- Task to carry out
How many lines hold the string "color"? Give only the number.

- Provided data
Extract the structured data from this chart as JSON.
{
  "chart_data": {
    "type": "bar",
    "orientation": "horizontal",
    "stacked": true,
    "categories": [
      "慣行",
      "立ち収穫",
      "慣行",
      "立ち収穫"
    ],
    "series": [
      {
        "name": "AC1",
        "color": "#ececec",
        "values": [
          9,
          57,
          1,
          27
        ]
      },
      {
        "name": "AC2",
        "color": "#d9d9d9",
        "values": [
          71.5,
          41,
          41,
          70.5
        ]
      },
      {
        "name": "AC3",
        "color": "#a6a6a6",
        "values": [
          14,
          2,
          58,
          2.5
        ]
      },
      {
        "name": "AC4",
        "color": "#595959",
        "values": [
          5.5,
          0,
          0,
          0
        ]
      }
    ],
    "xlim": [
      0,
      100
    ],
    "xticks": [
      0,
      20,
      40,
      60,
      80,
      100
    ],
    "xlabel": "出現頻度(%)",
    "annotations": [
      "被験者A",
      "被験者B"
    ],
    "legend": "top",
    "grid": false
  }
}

- Task output
4